• _Task brief_:
Repeat the listing verbatim from its beginning through the line containing "inventory-item[interactable]: [688, 1508, 822, 1642]", including both of those lines.

═══ Records for the exercise

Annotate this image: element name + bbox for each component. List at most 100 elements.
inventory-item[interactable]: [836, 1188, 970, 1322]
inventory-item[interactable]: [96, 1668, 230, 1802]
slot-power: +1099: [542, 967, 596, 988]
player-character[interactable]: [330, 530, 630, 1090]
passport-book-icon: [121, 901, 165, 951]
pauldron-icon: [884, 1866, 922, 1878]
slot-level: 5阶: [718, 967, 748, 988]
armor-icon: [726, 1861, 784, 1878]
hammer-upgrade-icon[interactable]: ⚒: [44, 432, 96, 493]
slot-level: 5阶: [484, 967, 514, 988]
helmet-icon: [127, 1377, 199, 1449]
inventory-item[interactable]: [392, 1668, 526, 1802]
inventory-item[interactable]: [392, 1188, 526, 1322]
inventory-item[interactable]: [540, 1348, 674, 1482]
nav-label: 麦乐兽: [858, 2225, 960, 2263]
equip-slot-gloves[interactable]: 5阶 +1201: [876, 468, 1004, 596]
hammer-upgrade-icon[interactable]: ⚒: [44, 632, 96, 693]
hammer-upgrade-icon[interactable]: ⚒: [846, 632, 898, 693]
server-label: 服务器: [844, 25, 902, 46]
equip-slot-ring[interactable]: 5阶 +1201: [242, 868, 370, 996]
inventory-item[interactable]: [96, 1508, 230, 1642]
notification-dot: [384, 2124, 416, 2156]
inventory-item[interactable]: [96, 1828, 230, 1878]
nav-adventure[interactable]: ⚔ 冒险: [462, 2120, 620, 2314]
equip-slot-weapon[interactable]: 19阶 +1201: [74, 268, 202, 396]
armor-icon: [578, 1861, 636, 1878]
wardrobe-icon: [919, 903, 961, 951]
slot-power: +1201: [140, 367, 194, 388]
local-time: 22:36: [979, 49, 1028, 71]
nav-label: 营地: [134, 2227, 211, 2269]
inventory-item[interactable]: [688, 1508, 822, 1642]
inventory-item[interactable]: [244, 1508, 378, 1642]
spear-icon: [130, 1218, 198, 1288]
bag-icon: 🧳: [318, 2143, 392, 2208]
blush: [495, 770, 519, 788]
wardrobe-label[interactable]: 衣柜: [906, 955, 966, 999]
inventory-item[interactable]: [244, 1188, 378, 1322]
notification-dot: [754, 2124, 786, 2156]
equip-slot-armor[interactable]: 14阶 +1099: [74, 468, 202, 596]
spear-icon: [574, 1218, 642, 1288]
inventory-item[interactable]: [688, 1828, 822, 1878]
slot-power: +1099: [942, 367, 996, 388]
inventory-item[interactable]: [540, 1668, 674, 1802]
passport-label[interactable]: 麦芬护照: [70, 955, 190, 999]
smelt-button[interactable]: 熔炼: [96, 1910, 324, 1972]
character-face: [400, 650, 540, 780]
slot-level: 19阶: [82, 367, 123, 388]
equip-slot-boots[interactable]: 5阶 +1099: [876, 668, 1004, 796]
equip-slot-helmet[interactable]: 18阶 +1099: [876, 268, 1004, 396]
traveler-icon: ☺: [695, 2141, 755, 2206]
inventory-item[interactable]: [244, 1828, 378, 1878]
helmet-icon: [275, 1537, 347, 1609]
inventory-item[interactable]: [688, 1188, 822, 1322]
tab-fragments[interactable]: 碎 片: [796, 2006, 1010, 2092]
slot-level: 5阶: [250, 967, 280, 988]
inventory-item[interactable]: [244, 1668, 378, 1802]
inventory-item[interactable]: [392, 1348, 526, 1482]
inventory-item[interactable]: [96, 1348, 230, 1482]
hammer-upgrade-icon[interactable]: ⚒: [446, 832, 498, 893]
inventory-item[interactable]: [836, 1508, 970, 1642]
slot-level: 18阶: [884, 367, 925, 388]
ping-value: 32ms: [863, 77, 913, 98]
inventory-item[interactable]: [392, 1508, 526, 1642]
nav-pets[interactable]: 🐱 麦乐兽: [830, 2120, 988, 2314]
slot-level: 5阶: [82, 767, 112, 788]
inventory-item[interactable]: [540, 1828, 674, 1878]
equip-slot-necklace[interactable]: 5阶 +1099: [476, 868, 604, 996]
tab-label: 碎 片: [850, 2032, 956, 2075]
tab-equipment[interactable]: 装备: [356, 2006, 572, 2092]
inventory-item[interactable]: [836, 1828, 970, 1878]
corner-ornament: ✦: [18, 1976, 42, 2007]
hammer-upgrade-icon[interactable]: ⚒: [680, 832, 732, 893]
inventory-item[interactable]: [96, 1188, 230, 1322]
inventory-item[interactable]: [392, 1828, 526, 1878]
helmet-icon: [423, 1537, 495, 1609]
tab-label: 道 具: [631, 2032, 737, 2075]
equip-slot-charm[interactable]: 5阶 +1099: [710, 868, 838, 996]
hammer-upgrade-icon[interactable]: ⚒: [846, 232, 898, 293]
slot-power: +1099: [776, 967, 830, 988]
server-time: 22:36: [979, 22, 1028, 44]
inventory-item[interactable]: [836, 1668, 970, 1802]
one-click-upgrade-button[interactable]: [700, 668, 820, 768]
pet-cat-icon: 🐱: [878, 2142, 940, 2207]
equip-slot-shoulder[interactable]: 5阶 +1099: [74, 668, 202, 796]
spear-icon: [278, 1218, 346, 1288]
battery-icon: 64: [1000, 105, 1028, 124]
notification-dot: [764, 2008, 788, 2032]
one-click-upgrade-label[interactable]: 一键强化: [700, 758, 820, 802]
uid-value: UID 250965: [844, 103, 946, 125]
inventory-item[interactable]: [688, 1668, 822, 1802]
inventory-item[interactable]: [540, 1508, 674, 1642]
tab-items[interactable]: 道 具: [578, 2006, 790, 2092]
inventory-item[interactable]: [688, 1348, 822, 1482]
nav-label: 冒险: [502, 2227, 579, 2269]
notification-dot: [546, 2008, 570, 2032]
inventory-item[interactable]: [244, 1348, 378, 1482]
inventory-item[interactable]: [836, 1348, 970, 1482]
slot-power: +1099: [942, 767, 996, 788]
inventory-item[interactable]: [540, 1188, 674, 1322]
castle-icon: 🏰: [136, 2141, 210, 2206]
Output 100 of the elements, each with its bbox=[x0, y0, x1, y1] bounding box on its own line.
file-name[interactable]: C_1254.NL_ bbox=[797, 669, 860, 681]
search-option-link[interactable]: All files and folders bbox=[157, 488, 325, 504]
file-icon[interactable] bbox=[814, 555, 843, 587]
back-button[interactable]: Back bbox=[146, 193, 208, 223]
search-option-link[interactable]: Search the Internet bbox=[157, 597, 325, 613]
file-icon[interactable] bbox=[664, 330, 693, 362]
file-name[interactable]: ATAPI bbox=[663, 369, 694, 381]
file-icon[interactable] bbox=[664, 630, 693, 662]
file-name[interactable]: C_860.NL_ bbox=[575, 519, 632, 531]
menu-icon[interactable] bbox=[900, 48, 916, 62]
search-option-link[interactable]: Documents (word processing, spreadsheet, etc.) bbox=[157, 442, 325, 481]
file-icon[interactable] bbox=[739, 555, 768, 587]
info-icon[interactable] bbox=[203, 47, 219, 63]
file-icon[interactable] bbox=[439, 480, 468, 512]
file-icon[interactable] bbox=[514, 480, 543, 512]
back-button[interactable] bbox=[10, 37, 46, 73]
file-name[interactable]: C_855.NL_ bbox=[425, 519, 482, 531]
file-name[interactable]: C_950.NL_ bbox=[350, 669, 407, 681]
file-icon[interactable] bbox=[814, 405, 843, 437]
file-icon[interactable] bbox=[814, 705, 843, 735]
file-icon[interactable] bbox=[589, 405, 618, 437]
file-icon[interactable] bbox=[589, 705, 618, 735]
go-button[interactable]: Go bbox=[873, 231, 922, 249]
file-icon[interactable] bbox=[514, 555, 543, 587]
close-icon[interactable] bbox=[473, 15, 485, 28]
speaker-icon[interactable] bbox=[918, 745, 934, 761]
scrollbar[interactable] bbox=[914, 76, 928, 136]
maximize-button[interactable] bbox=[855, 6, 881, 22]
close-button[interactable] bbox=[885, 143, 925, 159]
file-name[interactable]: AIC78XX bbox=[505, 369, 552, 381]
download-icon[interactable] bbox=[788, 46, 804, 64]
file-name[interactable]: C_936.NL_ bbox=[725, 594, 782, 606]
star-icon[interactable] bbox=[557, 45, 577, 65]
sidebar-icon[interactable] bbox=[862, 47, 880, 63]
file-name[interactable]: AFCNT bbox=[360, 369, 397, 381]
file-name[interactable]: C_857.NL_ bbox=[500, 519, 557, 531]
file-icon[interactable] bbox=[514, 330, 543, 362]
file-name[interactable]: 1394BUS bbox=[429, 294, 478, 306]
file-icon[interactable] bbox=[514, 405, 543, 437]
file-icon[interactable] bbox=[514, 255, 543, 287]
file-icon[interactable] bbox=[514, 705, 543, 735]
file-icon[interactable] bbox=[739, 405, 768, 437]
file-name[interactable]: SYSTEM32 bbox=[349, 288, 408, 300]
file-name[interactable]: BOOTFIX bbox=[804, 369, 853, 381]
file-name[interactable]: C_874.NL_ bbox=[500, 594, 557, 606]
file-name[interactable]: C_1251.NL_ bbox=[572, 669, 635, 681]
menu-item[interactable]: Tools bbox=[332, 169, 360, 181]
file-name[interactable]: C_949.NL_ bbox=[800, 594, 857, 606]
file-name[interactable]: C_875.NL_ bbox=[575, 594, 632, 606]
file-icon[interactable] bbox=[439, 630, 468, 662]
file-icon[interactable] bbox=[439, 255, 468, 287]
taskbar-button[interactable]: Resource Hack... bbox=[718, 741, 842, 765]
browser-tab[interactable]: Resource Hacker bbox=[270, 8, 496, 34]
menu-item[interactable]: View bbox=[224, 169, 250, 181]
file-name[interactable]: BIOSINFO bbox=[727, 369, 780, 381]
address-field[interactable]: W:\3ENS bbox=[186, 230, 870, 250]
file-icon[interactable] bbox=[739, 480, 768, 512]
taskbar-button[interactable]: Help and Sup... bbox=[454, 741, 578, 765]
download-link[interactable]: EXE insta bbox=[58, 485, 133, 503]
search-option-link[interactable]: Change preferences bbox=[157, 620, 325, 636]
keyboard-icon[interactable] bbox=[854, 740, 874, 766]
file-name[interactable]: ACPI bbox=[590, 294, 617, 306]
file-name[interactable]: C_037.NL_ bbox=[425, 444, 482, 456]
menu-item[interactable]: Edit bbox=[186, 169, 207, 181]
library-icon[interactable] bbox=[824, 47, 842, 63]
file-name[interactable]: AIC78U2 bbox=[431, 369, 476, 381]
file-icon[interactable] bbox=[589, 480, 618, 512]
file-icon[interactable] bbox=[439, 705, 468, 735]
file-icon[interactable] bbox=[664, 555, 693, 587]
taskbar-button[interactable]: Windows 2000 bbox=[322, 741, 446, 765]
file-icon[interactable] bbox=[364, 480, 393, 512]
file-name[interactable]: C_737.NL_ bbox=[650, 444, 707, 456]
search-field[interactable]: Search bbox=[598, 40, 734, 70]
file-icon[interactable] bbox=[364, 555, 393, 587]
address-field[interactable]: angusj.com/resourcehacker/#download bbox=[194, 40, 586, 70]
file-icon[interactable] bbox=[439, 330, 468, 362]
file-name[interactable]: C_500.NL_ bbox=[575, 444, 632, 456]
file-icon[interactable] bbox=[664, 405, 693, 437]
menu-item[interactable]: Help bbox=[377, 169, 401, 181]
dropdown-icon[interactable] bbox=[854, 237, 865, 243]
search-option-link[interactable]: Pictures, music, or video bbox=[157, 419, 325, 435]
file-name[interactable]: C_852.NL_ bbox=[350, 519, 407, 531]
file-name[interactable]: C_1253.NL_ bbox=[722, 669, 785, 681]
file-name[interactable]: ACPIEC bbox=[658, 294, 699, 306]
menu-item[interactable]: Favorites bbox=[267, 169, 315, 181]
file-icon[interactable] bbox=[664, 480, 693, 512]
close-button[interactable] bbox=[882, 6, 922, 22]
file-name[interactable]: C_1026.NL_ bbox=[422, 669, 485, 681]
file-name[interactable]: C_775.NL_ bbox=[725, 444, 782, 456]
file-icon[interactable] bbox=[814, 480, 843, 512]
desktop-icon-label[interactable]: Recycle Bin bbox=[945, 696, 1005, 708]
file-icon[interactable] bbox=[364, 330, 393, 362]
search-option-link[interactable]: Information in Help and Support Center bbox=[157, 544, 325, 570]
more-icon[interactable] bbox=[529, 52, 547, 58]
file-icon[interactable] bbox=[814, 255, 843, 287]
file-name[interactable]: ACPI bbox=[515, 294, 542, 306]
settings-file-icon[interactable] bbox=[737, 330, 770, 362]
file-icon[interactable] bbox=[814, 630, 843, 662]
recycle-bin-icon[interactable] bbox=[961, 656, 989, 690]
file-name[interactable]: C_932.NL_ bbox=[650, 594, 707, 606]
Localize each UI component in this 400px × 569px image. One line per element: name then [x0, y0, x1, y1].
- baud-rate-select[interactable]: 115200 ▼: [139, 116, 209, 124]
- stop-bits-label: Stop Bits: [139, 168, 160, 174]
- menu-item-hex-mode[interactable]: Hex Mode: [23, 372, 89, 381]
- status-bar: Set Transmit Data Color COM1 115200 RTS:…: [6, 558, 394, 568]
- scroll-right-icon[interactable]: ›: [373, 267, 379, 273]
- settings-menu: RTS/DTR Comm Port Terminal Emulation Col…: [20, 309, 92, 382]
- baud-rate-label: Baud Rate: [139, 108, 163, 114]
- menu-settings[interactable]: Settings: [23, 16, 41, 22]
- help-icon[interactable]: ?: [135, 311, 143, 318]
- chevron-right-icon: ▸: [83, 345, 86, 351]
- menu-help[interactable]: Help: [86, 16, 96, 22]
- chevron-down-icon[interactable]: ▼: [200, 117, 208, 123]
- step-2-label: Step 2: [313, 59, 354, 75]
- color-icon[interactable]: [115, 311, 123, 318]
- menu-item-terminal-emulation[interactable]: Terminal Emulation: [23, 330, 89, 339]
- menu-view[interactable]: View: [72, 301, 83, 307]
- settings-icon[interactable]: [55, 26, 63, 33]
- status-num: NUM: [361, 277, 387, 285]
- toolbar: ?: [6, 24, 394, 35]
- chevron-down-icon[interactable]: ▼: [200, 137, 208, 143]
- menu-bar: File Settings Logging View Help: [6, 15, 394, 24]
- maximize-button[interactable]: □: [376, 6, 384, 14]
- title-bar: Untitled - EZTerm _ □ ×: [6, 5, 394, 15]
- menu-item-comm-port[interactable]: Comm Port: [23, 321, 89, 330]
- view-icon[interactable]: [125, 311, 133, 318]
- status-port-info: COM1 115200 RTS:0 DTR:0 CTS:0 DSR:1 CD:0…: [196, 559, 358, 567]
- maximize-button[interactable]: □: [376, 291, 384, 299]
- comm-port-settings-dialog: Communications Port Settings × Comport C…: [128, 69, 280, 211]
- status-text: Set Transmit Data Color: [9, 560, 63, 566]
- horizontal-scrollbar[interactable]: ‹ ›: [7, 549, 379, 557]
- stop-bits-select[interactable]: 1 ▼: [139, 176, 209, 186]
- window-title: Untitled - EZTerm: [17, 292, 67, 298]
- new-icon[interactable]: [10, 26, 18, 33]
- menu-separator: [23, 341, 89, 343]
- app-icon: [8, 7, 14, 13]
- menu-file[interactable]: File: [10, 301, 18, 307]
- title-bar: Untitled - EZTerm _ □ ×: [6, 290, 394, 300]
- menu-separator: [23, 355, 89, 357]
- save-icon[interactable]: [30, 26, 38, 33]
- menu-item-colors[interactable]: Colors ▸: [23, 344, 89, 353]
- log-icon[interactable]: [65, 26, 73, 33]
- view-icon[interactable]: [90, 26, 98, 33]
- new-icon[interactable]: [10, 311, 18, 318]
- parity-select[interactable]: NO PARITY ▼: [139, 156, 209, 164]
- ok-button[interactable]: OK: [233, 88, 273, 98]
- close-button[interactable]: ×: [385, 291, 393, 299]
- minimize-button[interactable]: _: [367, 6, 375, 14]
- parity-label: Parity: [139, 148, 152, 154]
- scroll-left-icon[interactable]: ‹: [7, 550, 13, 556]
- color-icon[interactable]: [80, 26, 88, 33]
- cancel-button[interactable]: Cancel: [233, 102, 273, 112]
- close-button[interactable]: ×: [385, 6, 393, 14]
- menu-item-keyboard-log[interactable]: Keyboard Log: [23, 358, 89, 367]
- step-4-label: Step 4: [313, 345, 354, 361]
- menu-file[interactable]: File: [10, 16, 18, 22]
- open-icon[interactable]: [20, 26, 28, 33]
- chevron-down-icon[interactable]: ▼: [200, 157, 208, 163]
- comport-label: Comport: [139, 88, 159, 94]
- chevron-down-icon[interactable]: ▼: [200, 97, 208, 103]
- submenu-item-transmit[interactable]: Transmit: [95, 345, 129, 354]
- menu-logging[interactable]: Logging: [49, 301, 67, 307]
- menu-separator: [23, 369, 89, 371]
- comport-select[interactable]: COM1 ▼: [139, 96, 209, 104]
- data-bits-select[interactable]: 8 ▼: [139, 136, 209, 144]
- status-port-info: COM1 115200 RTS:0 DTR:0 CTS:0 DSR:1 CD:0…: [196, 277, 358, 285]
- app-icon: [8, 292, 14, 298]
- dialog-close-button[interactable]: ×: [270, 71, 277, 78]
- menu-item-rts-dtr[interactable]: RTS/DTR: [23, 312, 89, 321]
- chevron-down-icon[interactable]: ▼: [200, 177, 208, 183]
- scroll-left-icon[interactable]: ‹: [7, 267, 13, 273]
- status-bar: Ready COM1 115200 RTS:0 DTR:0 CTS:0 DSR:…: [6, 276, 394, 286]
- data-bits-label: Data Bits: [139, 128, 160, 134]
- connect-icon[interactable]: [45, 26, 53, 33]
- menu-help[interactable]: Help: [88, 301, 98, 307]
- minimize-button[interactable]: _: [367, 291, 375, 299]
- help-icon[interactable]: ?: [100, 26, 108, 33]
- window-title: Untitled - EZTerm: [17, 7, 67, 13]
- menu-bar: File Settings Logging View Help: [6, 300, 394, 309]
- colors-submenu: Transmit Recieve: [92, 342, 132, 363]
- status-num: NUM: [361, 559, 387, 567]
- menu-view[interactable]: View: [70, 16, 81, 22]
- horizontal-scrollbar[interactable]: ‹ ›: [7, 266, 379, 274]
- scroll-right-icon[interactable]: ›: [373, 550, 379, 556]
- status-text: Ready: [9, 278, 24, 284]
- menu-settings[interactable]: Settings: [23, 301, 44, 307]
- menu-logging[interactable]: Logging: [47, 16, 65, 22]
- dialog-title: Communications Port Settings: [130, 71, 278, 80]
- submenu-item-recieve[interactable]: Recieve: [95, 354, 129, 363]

══════

• _Right answer_:
Annotate this image: element name + bbox for each component. List at most 100 elements.
inventory-item[interactable]: [836, 1188, 970, 1322]
inventory-item[interactable]: [96, 1668, 230, 1802]
slot-power: +1099: [542, 967, 596, 988]
player-character[interactable]: [330, 530, 630, 1090]
passport-book-icon: [121, 901, 165, 951]
pauldron-icon: [884, 1866, 922, 1878]
slot-level: 5阶: [718, 967, 748, 988]
armor-icon: [726, 1861, 784, 1878]
hammer-upgrade-icon[interactable]: ⚒: [44, 432, 96, 493]
slot-level: 5阶: [484, 967, 514, 988]
helmet-icon: [127, 1377, 199, 1449]
inventory-item[interactable]: [392, 1668, 526, 1802]
inventory-item[interactable]: [392, 1188, 526, 1322]
inventory-item[interactable]: [540, 1348, 674, 1482]
nav-label: 麦乐兽: [858, 2225, 960, 2263]
equip-slot-gloves[interactable]: 5阶 +1201: [876, 468, 1004, 596]
hammer-upgrade-icon[interactable]: ⚒: [44, 632, 96, 693]
hammer-upgrade-icon[interactable]: ⚒: [846, 632, 898, 693]
server-label: 服务器: [844, 25, 902, 46]
equip-slot-ring[interactable]: 5阶 +1201: [242, 868, 370, 996]
inventory-item[interactable]: [96, 1508, 230, 1642]
notification-dot: [384, 2124, 416, 2156]
inventory-item[interactable]: [96, 1828, 230, 1878]
nav-adventure[interactable]: ⚔ 冒险: [462, 2120, 620, 2314]
equip-slot-weapon[interactable]: 19阶 +1201: [74, 268, 202, 396]
armor-icon: [578, 1861, 636, 1878]
wardrobe-icon: [919, 903, 961, 951]
slot-power: +1201: [140, 367, 194, 388]
local-time: 22:36: [979, 49, 1028, 71]
nav-label: 营地: [134, 2227, 211, 2269]
inventory-item[interactable]: [688, 1508, 822, 1642]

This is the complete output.